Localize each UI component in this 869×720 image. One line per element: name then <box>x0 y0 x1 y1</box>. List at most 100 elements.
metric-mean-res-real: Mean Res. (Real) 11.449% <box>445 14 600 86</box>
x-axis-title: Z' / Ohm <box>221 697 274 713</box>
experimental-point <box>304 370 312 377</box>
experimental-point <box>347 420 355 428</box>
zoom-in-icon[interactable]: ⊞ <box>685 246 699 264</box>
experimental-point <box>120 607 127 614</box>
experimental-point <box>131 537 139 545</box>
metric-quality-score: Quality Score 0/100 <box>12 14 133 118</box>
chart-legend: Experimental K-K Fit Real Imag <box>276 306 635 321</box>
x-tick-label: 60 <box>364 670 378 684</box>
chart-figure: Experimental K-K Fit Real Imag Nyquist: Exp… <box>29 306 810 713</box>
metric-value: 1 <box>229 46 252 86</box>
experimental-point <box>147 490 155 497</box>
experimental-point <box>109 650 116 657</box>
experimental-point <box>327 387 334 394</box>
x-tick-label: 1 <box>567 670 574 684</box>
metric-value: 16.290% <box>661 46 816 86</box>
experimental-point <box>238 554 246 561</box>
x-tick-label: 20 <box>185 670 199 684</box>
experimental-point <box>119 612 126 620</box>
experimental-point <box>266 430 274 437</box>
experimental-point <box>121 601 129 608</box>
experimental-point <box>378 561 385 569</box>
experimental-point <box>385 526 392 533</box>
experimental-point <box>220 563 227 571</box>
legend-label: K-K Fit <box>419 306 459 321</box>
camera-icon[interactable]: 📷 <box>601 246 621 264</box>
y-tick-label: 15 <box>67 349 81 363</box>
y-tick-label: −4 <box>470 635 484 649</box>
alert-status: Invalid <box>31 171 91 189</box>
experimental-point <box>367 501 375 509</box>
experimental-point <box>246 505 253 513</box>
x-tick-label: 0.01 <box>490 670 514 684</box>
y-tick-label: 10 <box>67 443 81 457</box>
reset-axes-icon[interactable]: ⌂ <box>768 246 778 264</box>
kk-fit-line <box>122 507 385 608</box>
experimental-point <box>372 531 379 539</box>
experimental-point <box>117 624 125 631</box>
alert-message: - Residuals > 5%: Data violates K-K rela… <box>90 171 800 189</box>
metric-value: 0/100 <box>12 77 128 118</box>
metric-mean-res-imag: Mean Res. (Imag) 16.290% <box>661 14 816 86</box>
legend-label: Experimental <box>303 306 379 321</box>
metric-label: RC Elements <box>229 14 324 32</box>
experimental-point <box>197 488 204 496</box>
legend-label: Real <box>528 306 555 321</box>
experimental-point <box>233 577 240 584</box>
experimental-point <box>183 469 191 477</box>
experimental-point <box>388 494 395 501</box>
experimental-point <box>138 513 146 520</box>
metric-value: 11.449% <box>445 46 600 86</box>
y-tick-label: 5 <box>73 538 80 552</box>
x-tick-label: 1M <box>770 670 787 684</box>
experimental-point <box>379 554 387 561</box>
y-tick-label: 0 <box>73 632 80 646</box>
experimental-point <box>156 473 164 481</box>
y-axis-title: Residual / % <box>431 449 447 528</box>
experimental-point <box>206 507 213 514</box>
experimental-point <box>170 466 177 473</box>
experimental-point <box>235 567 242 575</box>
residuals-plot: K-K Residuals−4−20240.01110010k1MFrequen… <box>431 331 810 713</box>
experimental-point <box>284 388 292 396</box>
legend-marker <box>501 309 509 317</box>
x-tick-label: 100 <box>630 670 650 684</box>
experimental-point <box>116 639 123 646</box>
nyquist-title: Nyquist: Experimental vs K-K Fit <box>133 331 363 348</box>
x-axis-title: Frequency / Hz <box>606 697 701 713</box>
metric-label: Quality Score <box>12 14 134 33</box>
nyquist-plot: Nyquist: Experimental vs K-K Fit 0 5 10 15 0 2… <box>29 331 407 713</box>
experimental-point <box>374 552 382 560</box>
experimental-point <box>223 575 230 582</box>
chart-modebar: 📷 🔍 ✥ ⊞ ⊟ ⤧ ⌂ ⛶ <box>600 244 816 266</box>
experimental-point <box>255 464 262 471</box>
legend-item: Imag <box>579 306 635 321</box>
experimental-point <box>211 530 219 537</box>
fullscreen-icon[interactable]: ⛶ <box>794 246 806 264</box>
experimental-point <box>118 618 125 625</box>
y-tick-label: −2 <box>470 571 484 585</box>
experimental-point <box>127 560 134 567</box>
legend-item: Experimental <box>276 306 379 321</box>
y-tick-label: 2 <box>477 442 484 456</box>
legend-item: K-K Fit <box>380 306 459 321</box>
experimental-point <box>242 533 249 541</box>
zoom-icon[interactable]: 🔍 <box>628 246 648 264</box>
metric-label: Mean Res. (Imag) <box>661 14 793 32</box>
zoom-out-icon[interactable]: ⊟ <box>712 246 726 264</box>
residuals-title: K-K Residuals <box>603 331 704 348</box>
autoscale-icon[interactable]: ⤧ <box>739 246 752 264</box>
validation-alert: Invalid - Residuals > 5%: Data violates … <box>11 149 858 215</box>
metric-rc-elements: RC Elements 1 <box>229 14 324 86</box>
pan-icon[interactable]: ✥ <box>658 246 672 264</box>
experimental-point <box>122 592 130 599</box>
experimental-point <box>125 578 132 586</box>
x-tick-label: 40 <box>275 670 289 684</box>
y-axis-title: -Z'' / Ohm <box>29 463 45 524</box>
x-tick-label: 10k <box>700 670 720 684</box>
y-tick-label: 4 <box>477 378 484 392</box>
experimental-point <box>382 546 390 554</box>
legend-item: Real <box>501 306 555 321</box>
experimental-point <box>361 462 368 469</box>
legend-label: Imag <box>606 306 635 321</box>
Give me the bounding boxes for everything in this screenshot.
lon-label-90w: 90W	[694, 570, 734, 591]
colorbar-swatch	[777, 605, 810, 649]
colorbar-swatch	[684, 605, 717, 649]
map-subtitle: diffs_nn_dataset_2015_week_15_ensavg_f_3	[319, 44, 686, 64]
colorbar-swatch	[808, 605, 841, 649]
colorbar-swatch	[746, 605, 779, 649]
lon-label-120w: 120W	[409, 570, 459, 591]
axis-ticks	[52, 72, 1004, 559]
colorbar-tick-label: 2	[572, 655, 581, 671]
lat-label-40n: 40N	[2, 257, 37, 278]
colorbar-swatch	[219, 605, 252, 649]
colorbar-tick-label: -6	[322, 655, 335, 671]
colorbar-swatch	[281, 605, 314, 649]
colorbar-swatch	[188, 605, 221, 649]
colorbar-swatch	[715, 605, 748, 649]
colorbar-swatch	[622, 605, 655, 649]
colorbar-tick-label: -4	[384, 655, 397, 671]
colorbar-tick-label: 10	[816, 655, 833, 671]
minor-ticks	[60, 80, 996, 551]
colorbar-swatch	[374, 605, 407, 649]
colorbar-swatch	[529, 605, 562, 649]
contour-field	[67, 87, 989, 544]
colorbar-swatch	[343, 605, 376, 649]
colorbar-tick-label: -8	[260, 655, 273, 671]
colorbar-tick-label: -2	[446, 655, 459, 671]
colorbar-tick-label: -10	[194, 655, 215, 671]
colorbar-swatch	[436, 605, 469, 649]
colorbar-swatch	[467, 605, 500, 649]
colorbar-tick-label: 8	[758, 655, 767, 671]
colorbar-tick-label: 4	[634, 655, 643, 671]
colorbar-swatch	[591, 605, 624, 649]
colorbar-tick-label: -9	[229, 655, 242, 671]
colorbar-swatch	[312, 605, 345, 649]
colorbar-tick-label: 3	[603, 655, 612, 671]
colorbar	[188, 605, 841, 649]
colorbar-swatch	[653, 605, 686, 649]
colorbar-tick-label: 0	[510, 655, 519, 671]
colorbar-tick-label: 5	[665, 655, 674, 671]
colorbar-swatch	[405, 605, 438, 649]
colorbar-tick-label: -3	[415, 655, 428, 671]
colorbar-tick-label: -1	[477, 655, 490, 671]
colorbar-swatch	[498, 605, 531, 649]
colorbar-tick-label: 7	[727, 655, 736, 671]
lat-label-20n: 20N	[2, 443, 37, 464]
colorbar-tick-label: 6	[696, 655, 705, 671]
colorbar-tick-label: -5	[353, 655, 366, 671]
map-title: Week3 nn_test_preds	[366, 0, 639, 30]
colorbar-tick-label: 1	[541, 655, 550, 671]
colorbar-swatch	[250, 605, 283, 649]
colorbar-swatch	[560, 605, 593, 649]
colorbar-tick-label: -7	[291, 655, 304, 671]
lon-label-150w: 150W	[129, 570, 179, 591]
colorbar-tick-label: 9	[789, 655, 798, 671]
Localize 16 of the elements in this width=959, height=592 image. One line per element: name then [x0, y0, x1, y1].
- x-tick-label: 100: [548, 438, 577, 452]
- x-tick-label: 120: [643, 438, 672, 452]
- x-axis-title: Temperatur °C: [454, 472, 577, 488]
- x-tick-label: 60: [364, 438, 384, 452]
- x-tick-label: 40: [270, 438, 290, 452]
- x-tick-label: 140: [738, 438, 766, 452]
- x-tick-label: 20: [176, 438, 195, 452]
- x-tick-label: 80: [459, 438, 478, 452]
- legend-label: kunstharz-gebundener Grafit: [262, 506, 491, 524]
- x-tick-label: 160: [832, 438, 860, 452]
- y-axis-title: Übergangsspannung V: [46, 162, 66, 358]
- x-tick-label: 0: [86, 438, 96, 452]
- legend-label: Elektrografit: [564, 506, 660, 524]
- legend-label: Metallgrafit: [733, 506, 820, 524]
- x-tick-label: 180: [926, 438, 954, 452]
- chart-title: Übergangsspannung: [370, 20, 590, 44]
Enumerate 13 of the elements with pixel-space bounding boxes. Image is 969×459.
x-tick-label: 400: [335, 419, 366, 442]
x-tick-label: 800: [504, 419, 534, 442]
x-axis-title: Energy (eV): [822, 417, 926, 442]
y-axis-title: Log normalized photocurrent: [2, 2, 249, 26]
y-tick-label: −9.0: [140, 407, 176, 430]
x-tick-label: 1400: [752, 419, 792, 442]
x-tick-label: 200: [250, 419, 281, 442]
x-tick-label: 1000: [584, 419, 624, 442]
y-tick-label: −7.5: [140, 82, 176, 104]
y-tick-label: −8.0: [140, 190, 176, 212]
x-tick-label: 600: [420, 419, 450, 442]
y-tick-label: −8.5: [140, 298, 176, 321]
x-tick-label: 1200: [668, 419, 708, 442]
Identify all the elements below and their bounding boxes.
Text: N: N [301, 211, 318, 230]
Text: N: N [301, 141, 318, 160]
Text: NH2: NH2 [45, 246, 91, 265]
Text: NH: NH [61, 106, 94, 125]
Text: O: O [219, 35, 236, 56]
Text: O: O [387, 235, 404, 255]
---
Reproduce verbatim the lines of the material, starting at its first line and ending at the line containing "experimental-point <box>347 420 355 428</box>", with both ends included.

## Solution to the exercise
Localize each UI component in this 869×720 image. One line per element: name then <box>x0 y0 x1 y1</box>. List at most 100 elements.
metric-mean-res-real: Mean Res. (Real) 11.449% <box>445 14 600 86</box>
x-axis-title: Z' / Ohm <box>221 697 274 713</box>
experimental-point <box>304 370 312 377</box>
experimental-point <box>347 420 355 428</box>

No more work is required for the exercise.